===== Dataset excerpts

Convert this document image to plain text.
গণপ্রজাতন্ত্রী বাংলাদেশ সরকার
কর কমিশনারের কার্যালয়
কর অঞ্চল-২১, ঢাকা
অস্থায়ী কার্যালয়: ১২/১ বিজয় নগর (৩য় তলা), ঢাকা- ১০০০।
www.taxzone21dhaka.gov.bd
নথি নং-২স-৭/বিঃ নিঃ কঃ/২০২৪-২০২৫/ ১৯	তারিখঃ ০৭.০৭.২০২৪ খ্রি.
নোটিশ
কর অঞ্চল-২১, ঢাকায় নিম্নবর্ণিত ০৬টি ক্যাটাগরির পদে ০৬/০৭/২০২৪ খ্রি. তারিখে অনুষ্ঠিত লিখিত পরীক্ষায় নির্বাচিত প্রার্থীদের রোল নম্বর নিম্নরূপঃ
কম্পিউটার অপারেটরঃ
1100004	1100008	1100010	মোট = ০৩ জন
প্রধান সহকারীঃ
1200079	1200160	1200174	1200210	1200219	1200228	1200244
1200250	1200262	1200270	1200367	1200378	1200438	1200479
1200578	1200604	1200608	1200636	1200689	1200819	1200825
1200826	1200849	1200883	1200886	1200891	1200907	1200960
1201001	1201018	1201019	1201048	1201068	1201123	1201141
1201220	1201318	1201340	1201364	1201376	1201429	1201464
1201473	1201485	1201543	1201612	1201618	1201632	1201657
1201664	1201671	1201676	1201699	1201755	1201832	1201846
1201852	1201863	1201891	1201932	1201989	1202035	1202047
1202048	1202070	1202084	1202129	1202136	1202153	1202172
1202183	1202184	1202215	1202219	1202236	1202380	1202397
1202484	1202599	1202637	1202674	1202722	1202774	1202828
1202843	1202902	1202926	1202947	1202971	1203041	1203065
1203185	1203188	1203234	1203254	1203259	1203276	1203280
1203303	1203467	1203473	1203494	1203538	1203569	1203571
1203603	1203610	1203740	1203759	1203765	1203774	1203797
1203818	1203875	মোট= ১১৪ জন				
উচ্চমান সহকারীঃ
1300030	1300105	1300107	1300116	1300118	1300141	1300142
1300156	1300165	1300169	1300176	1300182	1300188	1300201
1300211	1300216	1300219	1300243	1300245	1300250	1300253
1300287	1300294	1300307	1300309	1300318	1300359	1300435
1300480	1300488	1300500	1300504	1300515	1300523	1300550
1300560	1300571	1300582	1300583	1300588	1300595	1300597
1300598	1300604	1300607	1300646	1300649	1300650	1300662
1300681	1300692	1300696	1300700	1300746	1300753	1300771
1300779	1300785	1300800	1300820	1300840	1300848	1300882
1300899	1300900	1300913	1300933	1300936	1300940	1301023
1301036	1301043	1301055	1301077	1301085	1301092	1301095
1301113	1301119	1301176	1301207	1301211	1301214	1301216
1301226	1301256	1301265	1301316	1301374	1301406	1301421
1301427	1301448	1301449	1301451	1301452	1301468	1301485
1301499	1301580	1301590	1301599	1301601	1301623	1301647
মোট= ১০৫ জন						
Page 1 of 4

==========

Your instructions: Exactly reproduce every line found in the records.

Written reply:
Convert this document image to plain text.
গণপ্রজাতন্ত্রী বাংলাদেশ সরকার
কর কমিশনারের কার্যালয়
কর অঞ্চল-২১, ঢাকা
অস্থায়ী কার্যালয়: ১২/১ বিজয় নগর (৩য় তলা), ঢাকা- ১০০০।
www.taxzone21dhaka.gov.bd
নথি নং-২স-৭/বিঃ নিঃ কঃ/২০২৪-২০২৫/ ১৯	তারিখঃ ০৭.০৭.২০২৪ খ্রি.
নোটিশ
কর অঞ্চল-২১, ঢাকায় নিম্নবর্ণিত ০৬টি ক্যাটাগরির পদে ০৬/০৭/২০২৪ খ্রি. তারিখে অনুষ্ঠিত লিখিত পরীক্ষায় নির্বাচিত প্রার্থীদের রোল নম্বর নিম্নরূপঃ
কম্পিউটার অপারেটরঃ
1100004	1100008	1100010	মোট = ০৩ জন
প্রধান সহকারীঃ
1200079	1200160	1200174	1200210	1200219	1200228	1200244
1200250	1200262	1200270	1200367	1200378	1200438	1200479
1200578	1200604	1200608	1200636	1200689	1200819	1200825
1200826	1200849	1200883	1200886	1200891	1200907	1200960
1201001	1201018	1201019	1201048	1201068	1201123	1201141
1201220	1201318	1201340	1201364	1201376	1201429	1201464
1201473	1201485	1201543	1201612	1201618	1201632	1201657
1201664	1201671	1201676	1201699	1201755	1201832	1201846
1201852	1201863	1201891	1201932	1201989	1202035	1202047
1202048	1202070	1202084	1202129	1202136	1202153	1202172
1202183	1202184	1202215	1202219	1202236	1202380	1202397
1202484	1202599	1202637	1202674	1202722	1202774	1202828
1202843	1202902	1202926	1202947	1202971	1203041	1203065
1203185	1203188	1203234	1203254	1203259	1203276	1203280
1203303	1203467	1203473	1203494	1203538	1203569	1203571
1203603	1203610	1203740	1203759	1203765	1203774	1203797
1203818	1203875	মোট= ১১৪ জন				
উচ্চমান সহকারীঃ
1300030	1300105	1300107	1300116	1300118	1300141	1300142
1300156	1300165	1300169	1300176	1300182	1300188	1300201
1300211	1300216	1300219	1300243	1300245	1300250	1300253
1300287	1300294	1300307	1300309	1300318	1300359	1300435
1300480	1300488	1300500	1300504	1300515	1300523	1300550
1300560	1300571	1300582	1300583	1300588	1300595	1300597
1300598	1300604	1300607	1300646	1300649	1300650	1300662
1300681	1300692	1300696	1300700	1300746	1300753	1300771
1300779	1300785	1300800	1300820	1300840	1300848	1300882
1300899	1300900	1300913	1300933	1300936	1300940	1301023
1301036	1301043	1301055	1301077	1301085	1301092	1301095
1301113	1301119	1301176	1301207	1301211	1301214	1301216
1301226	1301256	1301265	1301316	1301374	1301406	1301421
1301427	1301448	1301449	1301451	1301452	1301468	1301485
1301499	1301580	1301590	1301599	1301601	1301623	1301647
মোট= ১০৫ জন						
Page 1 of 4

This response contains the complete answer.